▼▼▼

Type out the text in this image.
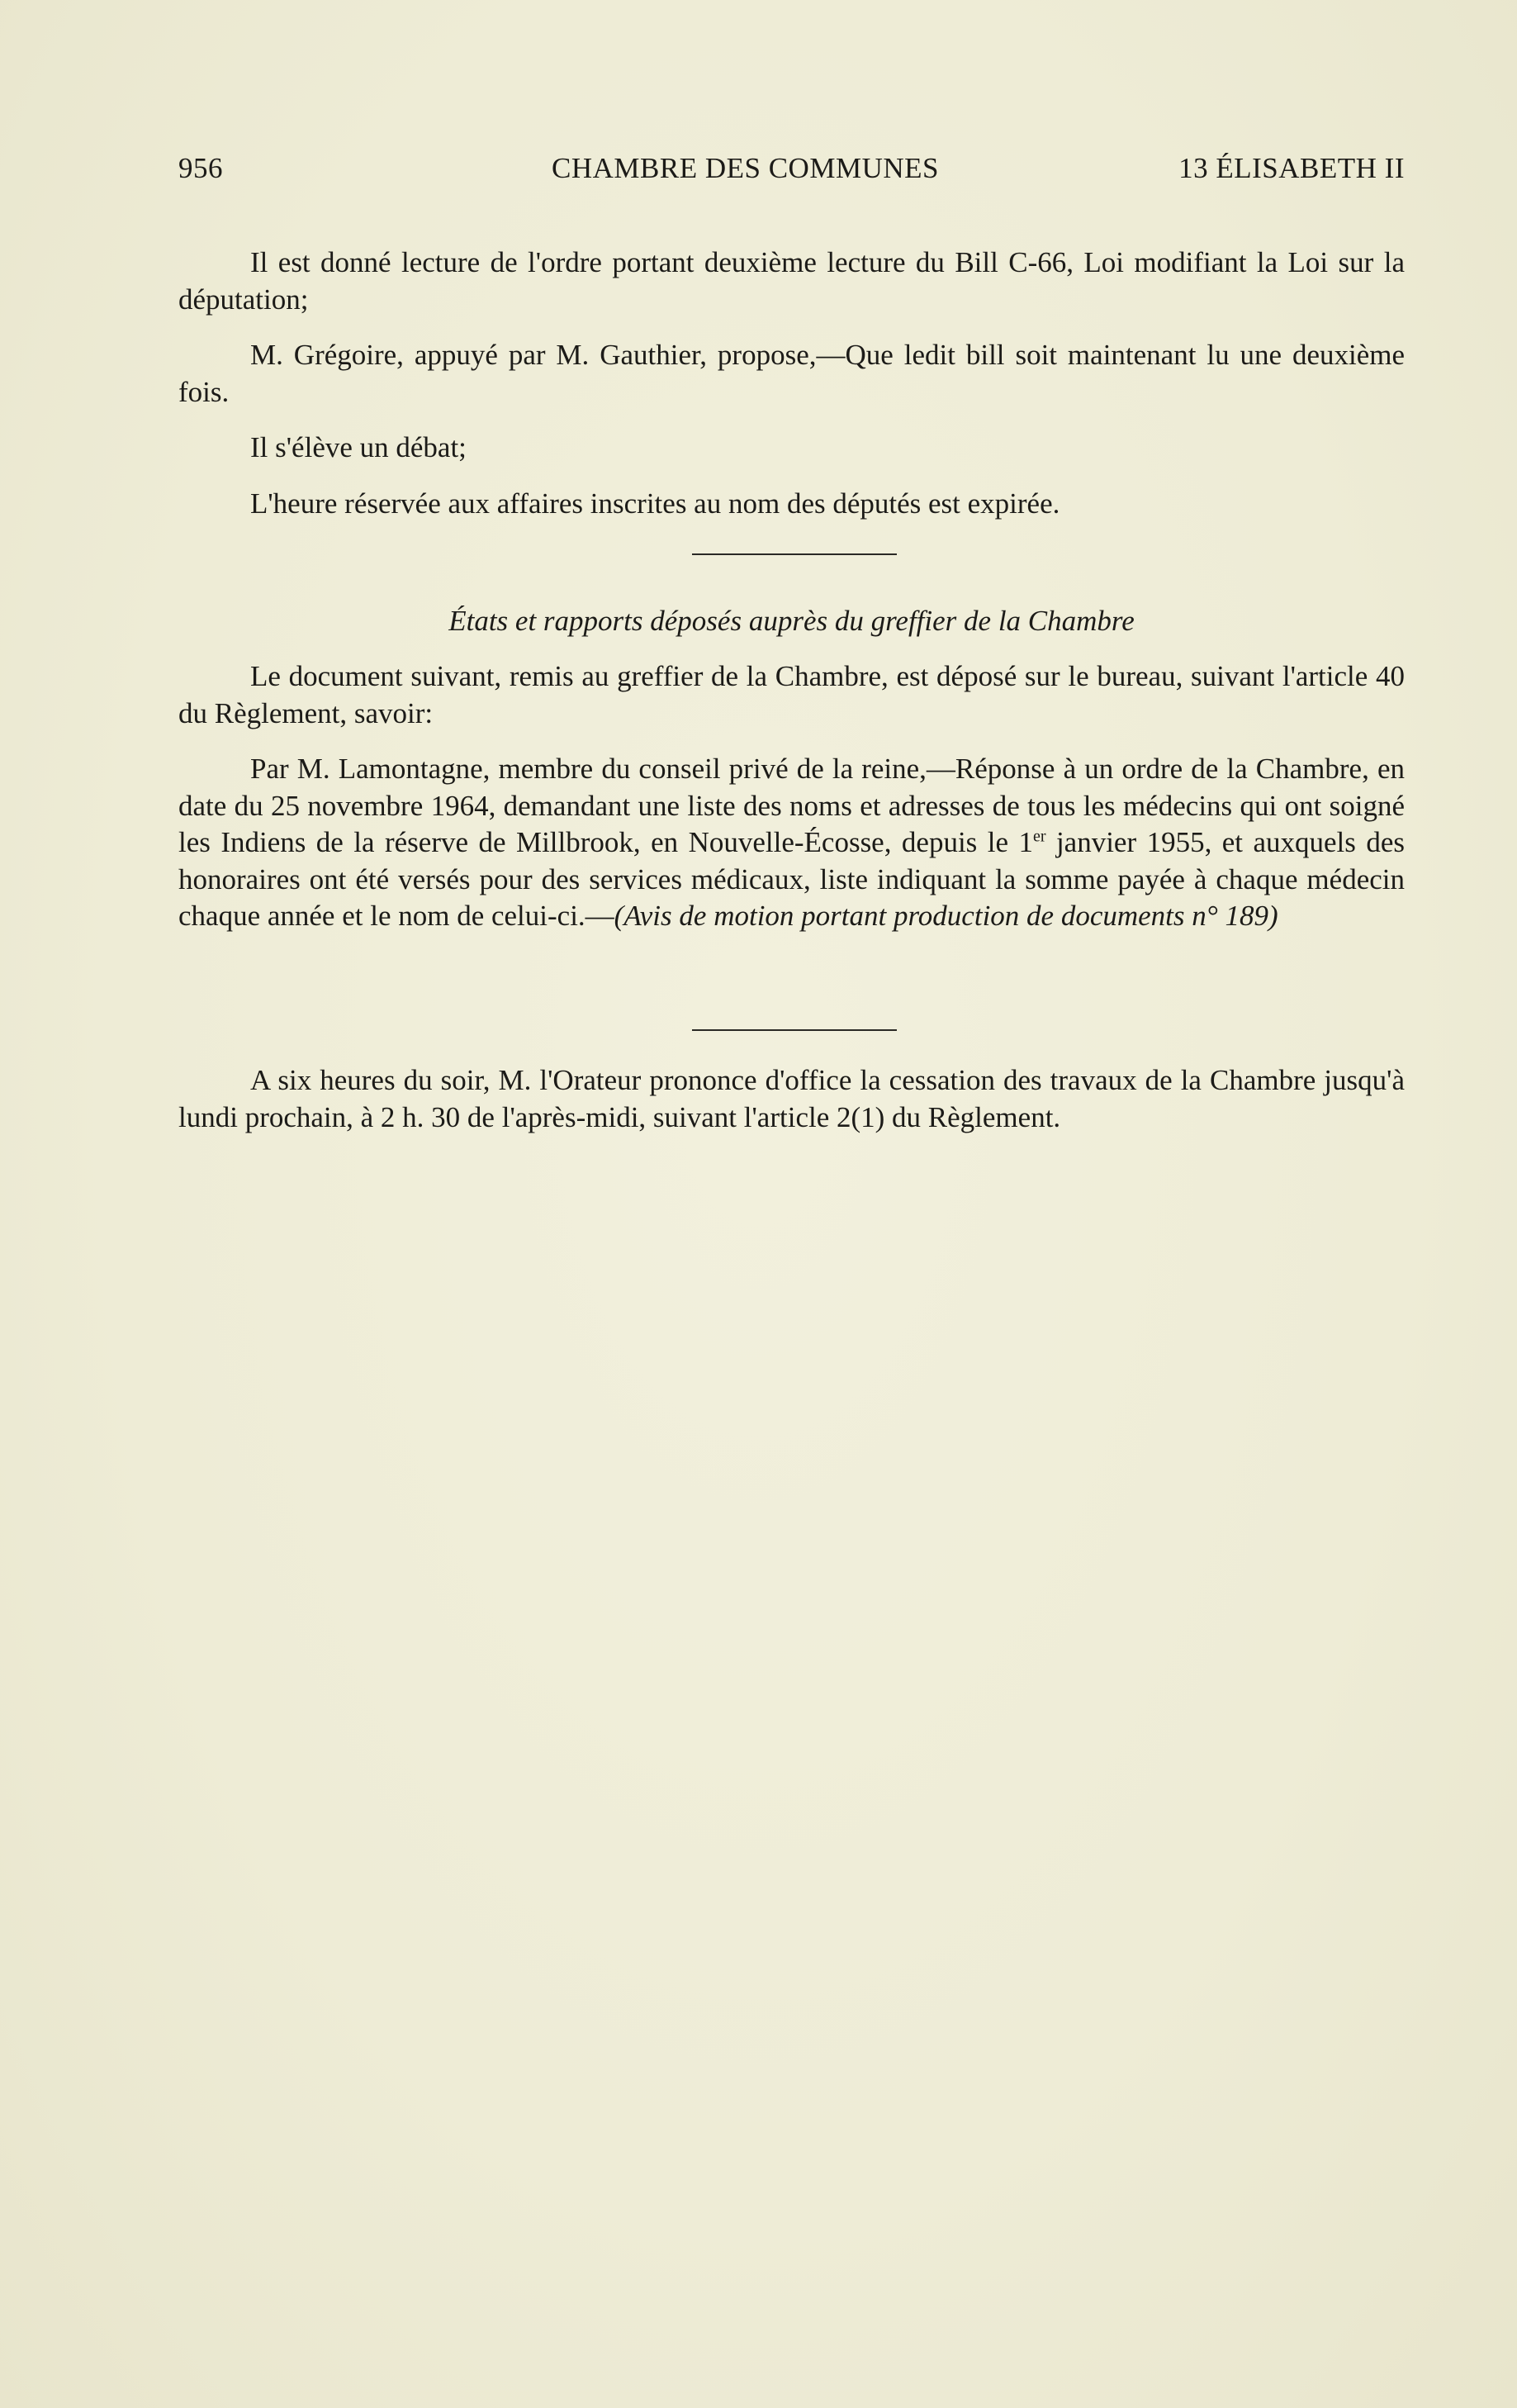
956	CHAMBRE DES COMMUNES	13 ÉLISABETH II

Il est donné lecture de l'ordre portant deuxième lecture du Bill C-66, Loi modifiant la Loi sur la députation;

M. Grégoire, appuyé par M. Gauthier, propose,—Que ledit bill soit maintenant lu une deuxième fois.

Il s'élève un débat;

L'heure réservée aux affaires inscrites au nom des députés est expirée.

États et rapports déposés auprès du greffier de la Chambre

Le document suivant, remis au greffier de la Chambre, est déposé sur le bureau, suivant l'article 40 du Règlement, savoir:

Par M. Lamontagne, membre du conseil privé de la reine,—Réponse à un ordre de la Chambre, en date du 25 novembre 1964, demandant une liste des noms et adresses de tous les médecins qui ont soigné les Indiens de la réserve de Millbrook, en Nouvelle-Écosse, depuis le 1er janvier 1955, et auxquels des honoraires ont été versés pour des services médicaux, liste indiquant la somme payée à chaque médecin chaque année et le nom de celui-ci.—(Avis de motion portant production de documents n° 189)

A six heures du soir, M. l'Orateur prononce d'office la cessation des travaux de la Chambre jusqu'à lundi prochain, à 2 h. 30 de l'après-midi, suivant l'article 2(1) du Règlement.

▲▲▲

DIRECTIONS FOR THIS TASK ::
Omit the pictures and output all of the other material exactly.

THE RESPONSE ::
Type out the text in this image.
956	CHAMBRE DES COMMUNES	13 ÉLISABETH II

Il est donné lecture de l'ordre portant deuxième lecture du Bill C-66, Loi modifiant la Loi sur la députation;

M. Grégoire, appuyé par M. Gauthier, propose,—Que ledit bill soit maintenant lu une deuxième fois.

Il s'élève un débat;

L'heure réservée aux affaires inscrites au nom des députés est expirée.

États et rapports déposés auprès du greffier de la Chambre

Le document suivant, remis au greffier de la Chambre, est déposé sur le bureau, suivant l'article 40 du Règlement, savoir:

Par M. Lamontagne, membre du conseil privé de la reine,—Réponse à un ordre de la Chambre, en date du 25 novembre 1964, demandant une liste des noms et adresses de tous les médecins qui ont soigné les Indiens de la réserve de Millbrook, en Nouvelle-Écosse, depuis le 1er janvier 1955, et auxquels des honoraires ont été versés pour des services médicaux, liste indiquant la somme payée à chaque médecin chaque année et le nom de celui-ci.—(Avis de motion portant production de documents n° 189)

A six heures du soir, M. l'Orateur prononce d'office la cessation des travaux de la Chambre jusqu'à lundi prochain, à 2 h. 30 de l'après-midi, suivant l'article 2(1) du Règlement.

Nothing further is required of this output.